[Stored data]
* * * * *
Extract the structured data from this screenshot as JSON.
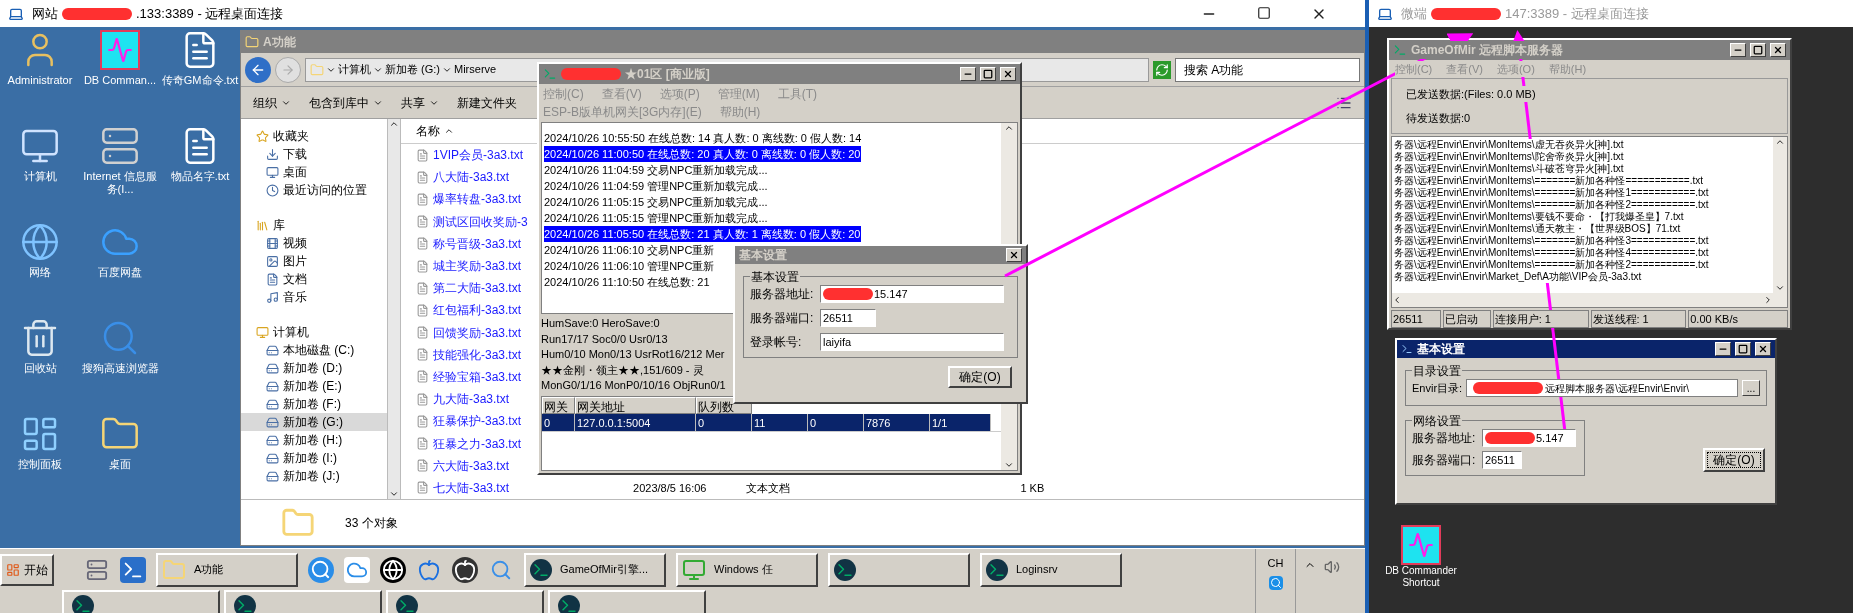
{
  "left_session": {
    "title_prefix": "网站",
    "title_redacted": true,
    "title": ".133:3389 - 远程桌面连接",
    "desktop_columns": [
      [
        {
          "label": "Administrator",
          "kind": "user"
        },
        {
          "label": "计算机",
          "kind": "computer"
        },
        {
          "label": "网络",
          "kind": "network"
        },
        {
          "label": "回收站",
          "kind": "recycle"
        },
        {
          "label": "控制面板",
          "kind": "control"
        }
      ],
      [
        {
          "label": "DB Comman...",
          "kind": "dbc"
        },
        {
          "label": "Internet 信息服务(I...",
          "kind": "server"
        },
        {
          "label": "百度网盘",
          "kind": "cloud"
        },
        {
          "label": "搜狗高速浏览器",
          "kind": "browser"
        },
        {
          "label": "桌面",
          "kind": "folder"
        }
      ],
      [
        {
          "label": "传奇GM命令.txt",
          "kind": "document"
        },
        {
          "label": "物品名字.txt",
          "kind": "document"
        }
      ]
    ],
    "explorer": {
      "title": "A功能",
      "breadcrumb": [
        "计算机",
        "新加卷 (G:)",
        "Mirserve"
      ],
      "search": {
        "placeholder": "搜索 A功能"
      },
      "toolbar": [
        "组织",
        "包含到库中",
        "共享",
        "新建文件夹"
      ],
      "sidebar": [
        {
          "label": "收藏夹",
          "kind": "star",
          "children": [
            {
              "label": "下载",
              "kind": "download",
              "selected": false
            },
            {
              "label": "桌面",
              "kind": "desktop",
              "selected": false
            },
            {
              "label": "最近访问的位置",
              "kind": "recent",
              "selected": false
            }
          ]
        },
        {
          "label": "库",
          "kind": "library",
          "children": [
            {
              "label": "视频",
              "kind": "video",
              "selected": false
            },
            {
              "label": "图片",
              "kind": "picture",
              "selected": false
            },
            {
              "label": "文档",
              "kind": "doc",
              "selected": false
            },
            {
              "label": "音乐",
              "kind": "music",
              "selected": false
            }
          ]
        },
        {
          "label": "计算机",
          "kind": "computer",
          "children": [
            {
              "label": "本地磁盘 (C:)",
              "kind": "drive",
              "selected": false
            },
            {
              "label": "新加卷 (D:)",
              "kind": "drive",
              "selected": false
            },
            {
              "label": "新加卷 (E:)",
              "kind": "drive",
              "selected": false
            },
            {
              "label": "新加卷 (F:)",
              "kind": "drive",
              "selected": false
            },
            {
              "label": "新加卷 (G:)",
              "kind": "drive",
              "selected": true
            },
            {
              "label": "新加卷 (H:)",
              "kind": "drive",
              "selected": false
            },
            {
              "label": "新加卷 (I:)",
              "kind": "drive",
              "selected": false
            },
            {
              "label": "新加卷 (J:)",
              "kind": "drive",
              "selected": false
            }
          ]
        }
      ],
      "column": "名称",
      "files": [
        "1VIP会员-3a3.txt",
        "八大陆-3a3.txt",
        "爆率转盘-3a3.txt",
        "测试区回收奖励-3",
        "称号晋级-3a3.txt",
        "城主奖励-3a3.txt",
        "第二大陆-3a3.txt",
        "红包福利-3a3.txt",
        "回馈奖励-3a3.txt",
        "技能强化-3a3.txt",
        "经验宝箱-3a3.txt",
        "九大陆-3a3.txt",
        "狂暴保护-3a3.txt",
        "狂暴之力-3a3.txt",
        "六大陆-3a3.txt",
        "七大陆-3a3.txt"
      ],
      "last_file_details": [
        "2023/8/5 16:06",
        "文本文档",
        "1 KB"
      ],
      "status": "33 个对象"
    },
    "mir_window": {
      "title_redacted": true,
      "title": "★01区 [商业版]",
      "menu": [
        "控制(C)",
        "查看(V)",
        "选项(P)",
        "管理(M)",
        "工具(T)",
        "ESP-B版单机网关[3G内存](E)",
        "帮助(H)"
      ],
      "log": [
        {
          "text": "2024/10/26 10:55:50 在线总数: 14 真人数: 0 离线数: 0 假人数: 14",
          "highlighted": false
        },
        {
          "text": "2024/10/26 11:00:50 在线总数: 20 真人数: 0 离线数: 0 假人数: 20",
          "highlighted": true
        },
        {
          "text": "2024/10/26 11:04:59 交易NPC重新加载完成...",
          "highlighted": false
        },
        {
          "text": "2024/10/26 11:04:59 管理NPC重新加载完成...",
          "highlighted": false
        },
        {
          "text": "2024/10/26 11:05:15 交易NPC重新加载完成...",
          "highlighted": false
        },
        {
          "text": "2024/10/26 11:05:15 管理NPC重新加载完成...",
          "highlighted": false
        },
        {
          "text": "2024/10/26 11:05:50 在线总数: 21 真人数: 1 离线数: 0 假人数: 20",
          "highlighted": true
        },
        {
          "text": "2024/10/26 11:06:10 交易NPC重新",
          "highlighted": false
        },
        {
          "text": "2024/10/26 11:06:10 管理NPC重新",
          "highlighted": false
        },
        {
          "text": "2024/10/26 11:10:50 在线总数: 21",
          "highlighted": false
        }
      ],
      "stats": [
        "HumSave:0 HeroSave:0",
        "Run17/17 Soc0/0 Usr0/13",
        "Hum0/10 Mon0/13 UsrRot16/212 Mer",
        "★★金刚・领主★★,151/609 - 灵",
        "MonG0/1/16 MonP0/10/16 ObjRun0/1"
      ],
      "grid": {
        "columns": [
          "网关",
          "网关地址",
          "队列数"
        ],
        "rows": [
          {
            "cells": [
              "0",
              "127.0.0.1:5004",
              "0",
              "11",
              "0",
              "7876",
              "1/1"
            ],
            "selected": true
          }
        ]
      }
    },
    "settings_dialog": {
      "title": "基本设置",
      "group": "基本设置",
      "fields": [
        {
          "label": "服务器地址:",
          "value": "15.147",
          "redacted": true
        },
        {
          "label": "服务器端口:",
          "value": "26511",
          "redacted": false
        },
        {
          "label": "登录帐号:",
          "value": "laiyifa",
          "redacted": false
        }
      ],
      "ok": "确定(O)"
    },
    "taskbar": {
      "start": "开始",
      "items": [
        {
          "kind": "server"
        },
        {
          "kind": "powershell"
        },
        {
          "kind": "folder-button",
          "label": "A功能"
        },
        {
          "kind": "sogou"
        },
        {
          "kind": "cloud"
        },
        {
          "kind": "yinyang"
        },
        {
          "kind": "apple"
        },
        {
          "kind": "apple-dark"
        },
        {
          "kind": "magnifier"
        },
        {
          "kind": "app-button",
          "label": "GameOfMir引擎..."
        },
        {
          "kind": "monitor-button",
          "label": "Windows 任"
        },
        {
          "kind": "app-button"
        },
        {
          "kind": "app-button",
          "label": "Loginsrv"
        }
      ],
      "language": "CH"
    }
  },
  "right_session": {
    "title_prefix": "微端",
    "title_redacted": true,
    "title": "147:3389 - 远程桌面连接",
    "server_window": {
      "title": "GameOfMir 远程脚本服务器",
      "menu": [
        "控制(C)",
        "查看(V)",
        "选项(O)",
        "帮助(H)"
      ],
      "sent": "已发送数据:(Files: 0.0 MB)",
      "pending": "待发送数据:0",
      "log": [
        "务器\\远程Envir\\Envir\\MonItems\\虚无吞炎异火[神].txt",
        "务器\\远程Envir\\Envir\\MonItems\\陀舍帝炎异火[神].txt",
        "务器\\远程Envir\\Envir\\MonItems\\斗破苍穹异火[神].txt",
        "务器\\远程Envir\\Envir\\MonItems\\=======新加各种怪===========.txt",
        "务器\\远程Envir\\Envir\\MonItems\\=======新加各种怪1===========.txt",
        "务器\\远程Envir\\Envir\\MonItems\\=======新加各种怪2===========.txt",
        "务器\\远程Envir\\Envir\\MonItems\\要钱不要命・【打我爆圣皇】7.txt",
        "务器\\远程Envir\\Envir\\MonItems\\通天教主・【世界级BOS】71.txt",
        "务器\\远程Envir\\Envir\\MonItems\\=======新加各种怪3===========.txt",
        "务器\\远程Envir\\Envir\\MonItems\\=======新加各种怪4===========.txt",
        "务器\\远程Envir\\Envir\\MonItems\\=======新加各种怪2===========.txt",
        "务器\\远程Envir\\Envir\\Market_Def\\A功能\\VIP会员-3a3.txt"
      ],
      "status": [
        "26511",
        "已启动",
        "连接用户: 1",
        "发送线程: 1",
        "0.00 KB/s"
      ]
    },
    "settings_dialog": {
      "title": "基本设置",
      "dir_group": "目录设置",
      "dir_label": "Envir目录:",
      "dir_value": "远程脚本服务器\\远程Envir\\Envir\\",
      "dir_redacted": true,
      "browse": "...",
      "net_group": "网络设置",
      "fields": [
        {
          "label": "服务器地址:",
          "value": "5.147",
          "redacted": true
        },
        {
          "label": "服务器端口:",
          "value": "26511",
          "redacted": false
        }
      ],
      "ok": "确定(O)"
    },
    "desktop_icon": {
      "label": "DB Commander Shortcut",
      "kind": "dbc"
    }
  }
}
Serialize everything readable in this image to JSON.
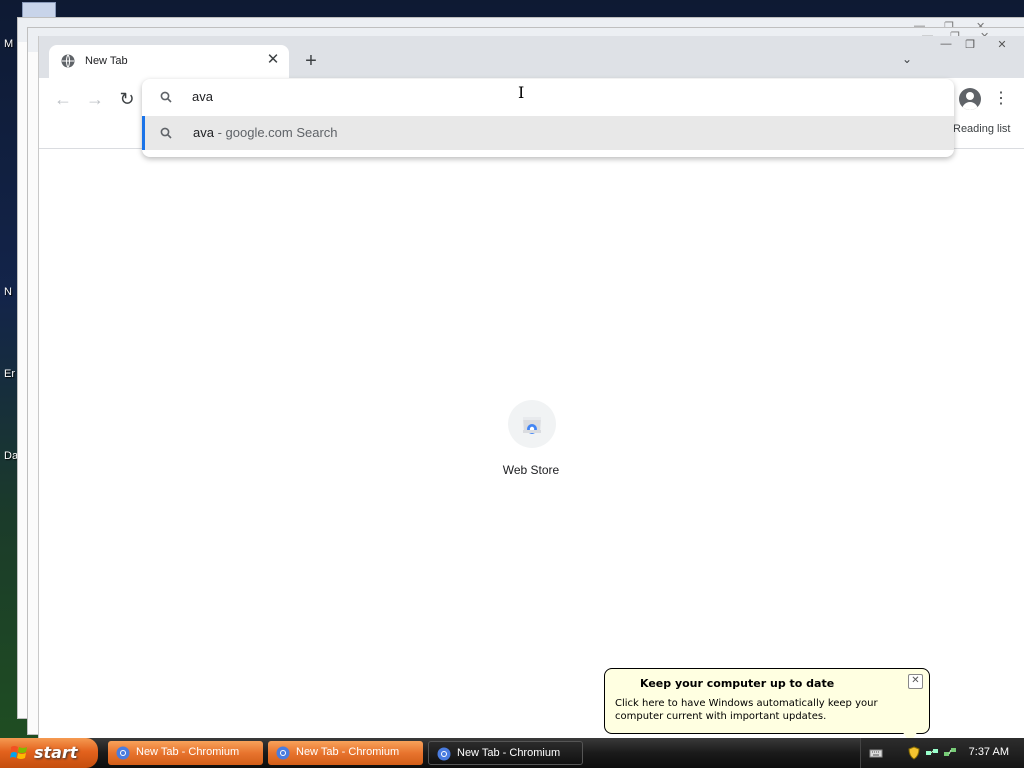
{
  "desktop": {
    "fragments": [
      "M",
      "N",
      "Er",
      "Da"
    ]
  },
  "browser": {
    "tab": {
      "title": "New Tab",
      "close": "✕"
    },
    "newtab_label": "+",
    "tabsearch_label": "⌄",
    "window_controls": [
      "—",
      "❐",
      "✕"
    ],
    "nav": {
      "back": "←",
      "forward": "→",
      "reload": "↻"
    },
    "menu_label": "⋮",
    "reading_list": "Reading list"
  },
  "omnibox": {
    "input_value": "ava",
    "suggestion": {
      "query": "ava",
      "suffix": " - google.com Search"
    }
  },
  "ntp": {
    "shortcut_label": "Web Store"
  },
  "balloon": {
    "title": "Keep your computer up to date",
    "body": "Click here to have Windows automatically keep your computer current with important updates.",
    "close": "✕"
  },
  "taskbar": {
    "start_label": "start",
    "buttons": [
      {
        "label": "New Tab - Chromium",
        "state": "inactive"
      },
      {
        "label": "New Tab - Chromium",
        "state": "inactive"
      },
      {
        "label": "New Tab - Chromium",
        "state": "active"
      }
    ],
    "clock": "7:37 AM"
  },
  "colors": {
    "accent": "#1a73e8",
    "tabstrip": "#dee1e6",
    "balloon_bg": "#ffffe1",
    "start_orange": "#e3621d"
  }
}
* * * * *
§ Problem statement:
Quote verbatim the final run of lines in the material above, from the line that contains "Serialize everything readable" through the very last line, excluding any pictures.

§ The reply:
Serialize everything readable in this image to JSON.
{
  "desktop": {
    "fragments": [
      "M",
      "N",
      "Er",
      "Da"
    ]
  },
  "browser": {
    "tab": {
      "title": "New Tab",
      "close": "✕"
    },
    "newtab_label": "+",
    "tabsearch_label": "⌄",
    "window_controls": [
      "—",
      "❐",
      "✕"
    ],
    "nav": {
      "back": "←",
      "forward": "→",
      "reload": "↻"
    },
    "menu_label": "⋮",
    "reading_list": "Reading list"
  },
  "omnibox": {
    "input_value": "ava",
    "suggestion": {
      "query": "ava",
      "suffix": " - google.com Search"
    }
  },
  "ntp": {
    "shortcut_label": "Web Store"
  },
  "balloon": {
    "title": "Keep your computer up to date",
    "body": "Click here to have Windows automatically keep your computer current with important updates.",
    "close": "✕"
  },
  "taskbar": {
    "start_label": "start",
    "buttons": [
      {
        "label": "New Tab - Chromium",
        "state": "inactive"
      },
      {
        "label": "New Tab - Chromium",
        "state": "inactive"
      },
      {
        "label": "New Tab - Chromium",
        "state": "active"
      }
    ],
    "clock": "7:37 AM"
  },
  "colors": {
    "accent": "#1a73e8",
    "tabstrip": "#dee1e6",
    "balloon_bg": "#ffffe1",
    "start_orange": "#e3621d"
  }
}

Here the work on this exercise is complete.